━━━━━ Listed records ━━━━━
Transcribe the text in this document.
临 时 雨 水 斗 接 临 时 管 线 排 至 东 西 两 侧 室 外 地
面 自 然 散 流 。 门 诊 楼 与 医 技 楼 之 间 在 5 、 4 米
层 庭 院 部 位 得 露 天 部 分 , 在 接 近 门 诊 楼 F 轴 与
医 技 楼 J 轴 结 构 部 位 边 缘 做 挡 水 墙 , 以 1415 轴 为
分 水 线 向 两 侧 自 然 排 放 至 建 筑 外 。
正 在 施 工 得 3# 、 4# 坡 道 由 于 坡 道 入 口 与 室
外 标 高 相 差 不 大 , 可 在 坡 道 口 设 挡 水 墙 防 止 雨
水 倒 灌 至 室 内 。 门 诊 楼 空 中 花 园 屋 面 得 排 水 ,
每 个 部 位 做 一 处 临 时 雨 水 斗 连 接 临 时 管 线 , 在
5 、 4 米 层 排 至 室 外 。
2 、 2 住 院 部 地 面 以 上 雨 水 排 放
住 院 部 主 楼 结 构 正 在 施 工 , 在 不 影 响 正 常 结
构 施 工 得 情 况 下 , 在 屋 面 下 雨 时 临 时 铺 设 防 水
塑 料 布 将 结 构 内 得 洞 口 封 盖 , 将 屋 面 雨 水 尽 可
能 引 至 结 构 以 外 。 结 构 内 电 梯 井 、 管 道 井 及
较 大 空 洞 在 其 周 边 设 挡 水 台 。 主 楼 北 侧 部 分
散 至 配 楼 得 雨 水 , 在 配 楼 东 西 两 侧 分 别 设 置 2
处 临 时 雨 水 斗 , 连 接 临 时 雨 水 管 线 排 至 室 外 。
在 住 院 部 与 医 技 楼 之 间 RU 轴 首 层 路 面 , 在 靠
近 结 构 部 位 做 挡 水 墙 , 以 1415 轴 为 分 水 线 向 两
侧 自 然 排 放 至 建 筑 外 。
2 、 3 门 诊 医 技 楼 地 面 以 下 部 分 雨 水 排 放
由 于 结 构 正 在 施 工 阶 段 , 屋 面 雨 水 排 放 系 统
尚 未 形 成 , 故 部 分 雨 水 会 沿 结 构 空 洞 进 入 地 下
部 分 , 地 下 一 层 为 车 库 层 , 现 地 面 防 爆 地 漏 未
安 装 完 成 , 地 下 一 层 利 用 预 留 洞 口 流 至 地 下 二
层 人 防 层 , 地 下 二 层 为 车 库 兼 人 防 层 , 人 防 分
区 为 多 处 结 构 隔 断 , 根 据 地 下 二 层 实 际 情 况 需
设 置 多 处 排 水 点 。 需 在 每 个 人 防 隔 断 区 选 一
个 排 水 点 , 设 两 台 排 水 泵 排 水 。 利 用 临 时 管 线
━━━━━
Brief: Please restate the whole listing word for word.

Answer:
Transcribe the text in this document.
临 时 雨 水 斗 接 临 时 管 线 排 至 东 西 两 侧 室 外 地
面 自 然 散 流 。 门 诊 楼 与 医 技 楼 之 间 在 5 、 4 米
层 庭 院 部 位 得 露 天 部 分 , 在 接 近 门 诊 楼 F 轴 与
医 技 楼 J 轴 结 构 部 位 边 缘 做 挡 水 墙 , 以 1415 轴 为
分 水 线 向 两 侧 自 然 排 放 至 建 筑 外 。
正 在 施 工 得 3# 、 4# 坡 道 由 于 坡 道 入 口 与 室
外 标 高 相 差 不 大 , 可 在 坡 道 口 设 挡 水 墙 防 止 雨
水 倒 灌 至 室 内 。 门 诊 楼 空 中 花 园 屋 面 得 排 水 ,
每 个 部 位 做 一 处 临 时 雨 水 斗 连 接 临 时 管 线 , 在
5 、 4 米 层 排 至 室 外 。
2 、 2 住 院 部 地 面 以 上 雨 水 排 放
住 院 部 主 楼 结 构 正 在 施 工 , 在 不 影 响 正 常 结
构 施 工 得 情 况 下 , 在 屋 面 下 雨 时 临 时 铺 设 防 水
塑 料 布 将 结 构 内 得 洞 口 封 盖 , 将 屋 面 雨 水 尽 可
能 引 至 结 构 以 外 。 结 构 内 电 梯 井 、 管 道 井 及
较 大 空 洞 在 其 周 边 设 挡 水 台 。 主 楼 北 侧 部 分
散 至 配 楼 得 雨 水 , 在 配 楼 东 西 两 侧 分 别 设 置 2
处 临 时 雨 水 斗 , 连 接 临 时 雨 水 管 线 排 至 室 外 。
在 住 院 部 与 医 技 楼 之 间 RU 轴 首 层 路 面 , 在 靠
近 结 构 部 位 做 挡 水 墙 , 以 1415 轴 为 分 水 线 向 两
侧 自 然 排 放 至 建 筑 外 。
2 、 3 门 诊 医 技 楼 地 面 以 下 部 分 雨 水 排 放
由 于 结 构 正 在 施 工 阶 段 , 屋 面 雨 水 排 放 系 统
尚 未 形 成 , 故 部 分 雨 水 会 沿 结 构 空 洞 进 入 地 下
部 分 , 地 下 一 层 为 车 库 层 , 现 地 面 防 爆 地 漏 未
安 装 完 成 , 地 下 一 层 利 用 预 留 洞 口 流 至 地 下 二
层 人 防 层 , 地 下 二 层 为 车 库 兼 人 防 层 , 人 防 分
区 为 多 处 结 构 隔 断 , 根 据 地 下 二 层 实 际 情 况 需
设 置 多 处 排 水 点 。 需 在 每 个 人 防 隔 断 区 选 一
个 排 水 点 , 设 两 台 排 水 泵 排 水 。 利 用 临 时 管 线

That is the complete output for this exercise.